## Records for processing

■ ■ ■ ■ ■

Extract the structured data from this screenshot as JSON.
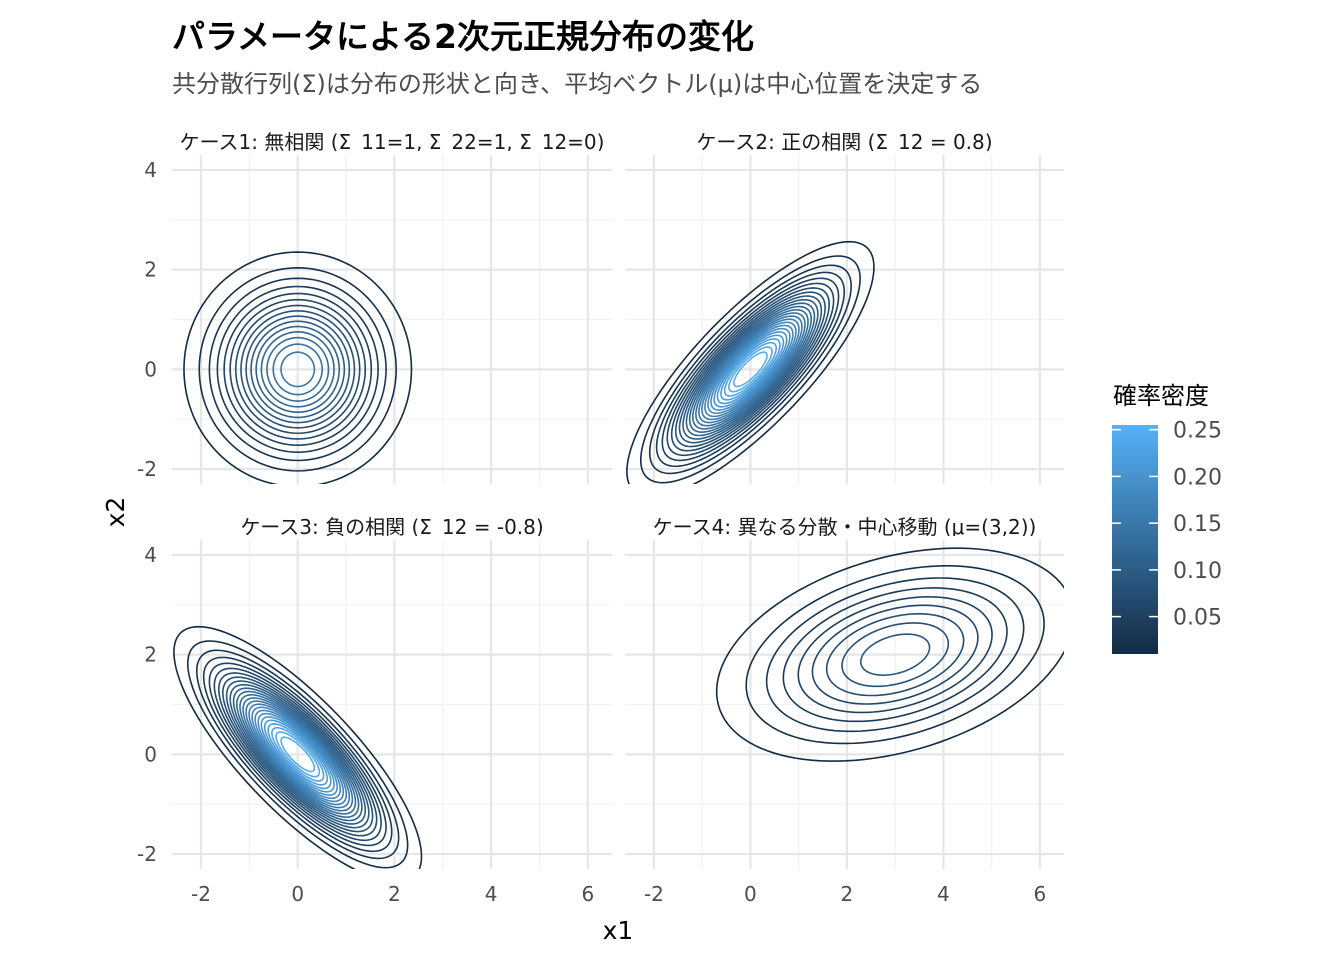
{
  "title": "パラメータによる2次元正規分布の変化",
  "subtitle": "共分散行列(Σ)は分布の形状と向き、平均ベクトル(μ)は中心位置を決定する",
  "chart_data": {
    "type": "contour",
    "x_label": "x1",
    "y_label": "x2",
    "xlim": [
      -2.6,
      6.5
    ],
    "ylim": [
      -2.3,
      4.3
    ],
    "x_ticks": [
      -2,
      0,
      2,
      4,
      6
    ],
    "y_ticks": [
      -2,
      0,
      2,
      4
    ],
    "grid": true,
    "legend": {
      "title": "確率密度",
      "position": "right",
      "ticks": [
        0.05,
        0.1,
        0.15,
        0.2,
        0.25
      ],
      "tick_labels": [
        "0.05",
        "0.10",
        "0.15",
        "0.20",
        "0.25"
      ],
      "range": [
        0.01,
        0.255
      ],
      "color_low": "#132B43",
      "color_high": "#56B1F7"
    },
    "contour_levels": [
      0.01,
      0.02,
      0.03,
      0.04,
      0.05,
      0.06,
      0.07,
      0.08,
      0.09,
      0.1,
      0.11,
      0.12,
      0.13,
      0.14,
      0.15,
      0.16,
      0.17,
      0.18,
      0.19,
      0.2,
      0.21,
      0.22,
      0.23,
      0.24,
      0.25
    ],
    "panels": [
      {
        "label": "ケース1: 無相関 (Σ_11=1, Σ_22=1, Σ_12=0)",
        "mu": [
          0,
          0
        ],
        "sigma": [
          [
            1,
            0
          ],
          [
            0,
            1
          ]
        ]
      },
      {
        "label": "ケース2: 正の相関 (Σ_12 = 0.8)",
        "mu": [
          0,
          0
        ],
        "sigma": [
          [
            1,
            0.8
          ],
          [
            0.8,
            1
          ]
        ]
      },
      {
        "label": "ケース3: 負の相関 (Σ_12 = -0.8)",
        "mu": [
          0,
          0
        ],
        "sigma": [
          [
            1,
            -0.8
          ],
          [
            -0.8,
            1
          ]
        ]
      },
      {
        "label": "ケース4: 異なる分散・中心移動 (μ=(3,2))",
        "mu": [
          3,
          2
        ],
        "sigma": [
          [
            3,
            0.6
          ],
          [
            0.6,
            1
          ]
        ]
      }
    ]
  }
}
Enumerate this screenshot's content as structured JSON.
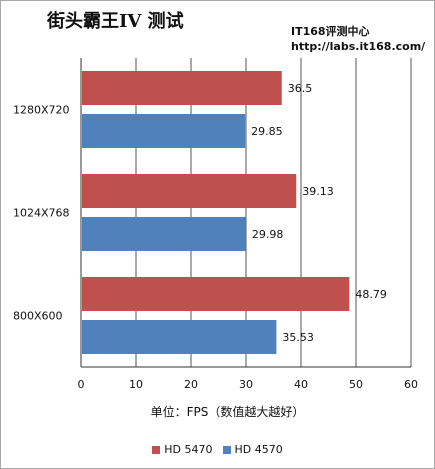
{
  "title": "街头霸王IV 测试",
  "watermark": {
    "line1": "IT168评测中心",
    "line2": "http://labs.it168.com/"
  },
  "colors": {
    "HD 5470": "#c0504d",
    "HD 4570": "#4f81bd",
    "grid": "#555555",
    "axis": "#333333"
  },
  "chart_data": {
    "type": "bar",
    "orientation": "horizontal",
    "categories": [
      "1280X720",
      "1024X768",
      "800X600"
    ],
    "series": [
      {
        "name": "HD 5470",
        "values": [
          36.5,
          39.13,
          48.79
        ]
      },
      {
        "name": "HD 4570",
        "values": [
          29.85,
          29.98,
          35.53
        ]
      }
    ],
    "value_labels": {
      "HD 5470": [
        "36.5",
        "39.13",
        "48.79"
      ],
      "HD 4570": [
        "29.85",
        "29.98",
        "35.53"
      ]
    },
    "xlim": [
      0,
      60
    ],
    "x_ticks": [
      0,
      10,
      20,
      30,
      40,
      50,
      60
    ],
    "xlabel": "单位：FPS（数值越大越好）",
    "ylabel": "",
    "grid": "vertical",
    "legend_position": "bottom"
  }
}
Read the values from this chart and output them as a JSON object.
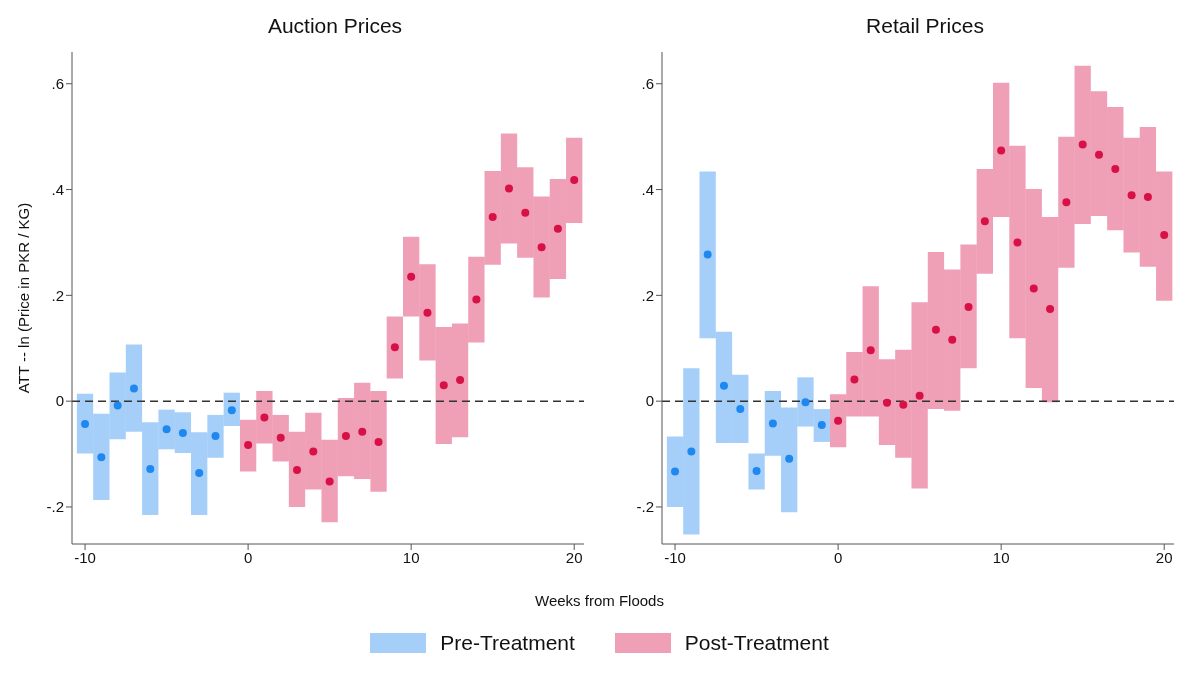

■ ■ ■ ■ ■

## Task
Repeat the material above verbatim. Leave the pictures behind.

## Full answer
Extract the structured data from this screenshot as JSON.
{
  "title": "パラメータによる2次元正規分布の変化",
  "subtitle": "共分散行列(Σ)は分布の形状と向き、平均ベクトル(μ)は中心位置を決定する",
  "chart_data": {
    "type": "contour",
    "x_label": "x1",
    "y_label": "x2",
    "xlim": [
      -2.6,
      6.5
    ],
    "ylim": [
      -2.3,
      4.3
    ],
    "x_ticks": [
      -2,
      0,
      2,
      4,
      6
    ],
    "y_ticks": [
      -2,
      0,
      2,
      4
    ],
    "grid": true,
    "legend": {
      "title": "確率密度",
      "position": "right",
      "ticks": [
        0.05,
        0.1,
        0.15,
        0.2,
        0.25
      ],
      "tick_labels": [
        "0.05",
        "0.10",
        "0.15",
        "0.20",
        "0.25"
      ],
      "range": [
        0.01,
        0.255
      ],
      "color_low": "#132B43",
      "color_high": "#56B1F7"
    },
    "contour_levels": [
      0.01,
      0.02,
      0.03,
      0.04,
      0.05,
      0.06,
      0.07,
      0.08,
      0.09,
      0.1,
      0.11,
      0.12,
      0.13,
      0.14,
      0.15,
      0.16,
      0.17,
      0.18,
      0.19,
      0.2,
      0.21,
      0.22,
      0.23,
      0.24,
      0.25
    ],
    "panels": [
      {
        "label": "ケース1: 無相関 (Σ_11=1, Σ_22=1, Σ_12=0)",
        "mu": [
          0,
          0
        ],
        "sigma": [
          [
            1,
            0
          ],
          [
            0,
            1
          ]
        ]
      },
      {
        "label": "ケース2: 正の相関 (Σ_12 = 0.8)",
        "mu": [
          0,
          0
        ],
        "sigma": [
          [
            1,
            0.8
          ],
          [
            0.8,
            1
          ]
        ]
      },
      {
        "label": "ケース3: 負の相関 (Σ_12 = -0.8)",
        "mu": [
          0,
          0
        ],
        "sigma": [
          [
            1,
            -0.8
          ],
          [
            -0.8,
            1
          ]
        ]
      },
      {
        "label": "ケース4: 異なる分散・中心移動 (μ=(3,2))",
        "mu": [
          3,
          2
        ],
        "sigma": [
          [
            3,
            0.6
          ],
          [
            0.6,
            1
          ]
        ]
      }
    ]
  }
}
Enumerate this screenshot's content as structured JSON.
{
  "title": "街头霸王IV 测试",
  "watermark": {
    "line1": "IT168评测中心",
    "line2": "http://labs.it168.com/"
  },
  "colors": {
    "HD 5470": "#c0504d",
    "HD 4570": "#4f81bd",
    "grid": "#555555",
    "axis": "#333333"
  },
  "chart_data": {
    "type": "bar",
    "orientation": "horizontal",
    "categories": [
      "1280X720",
      "1024X768",
      "800X600"
    ],
    "series": [
      {
        "name": "HD 5470",
        "values": [
          36.5,
          39.13,
          48.79
        ]
      },
      {
        "name": "HD 4570",
        "values": [
          29.85,
          29.98,
          35.53
        ]
      }
    ],
    "value_labels": {
      "HD 5470": [
        "36.5",
        "39.13",
        "48.79"
      ],
      "HD 4570": [
        "29.85",
        "29.98",
        "35.53"
      ]
    },
    "xlim": [
      0,
      60
    ],
    "x_ticks": [
      0,
      10,
      20,
      30,
      40,
      50,
      60
    ],
    "xlabel": "单位：FPS（数值越大越好）",
    "ylabel": "",
    "grid": "vertical",
    "legend_position": "bottom"
  }
}
Read the values from this chart and output them as a JSON object.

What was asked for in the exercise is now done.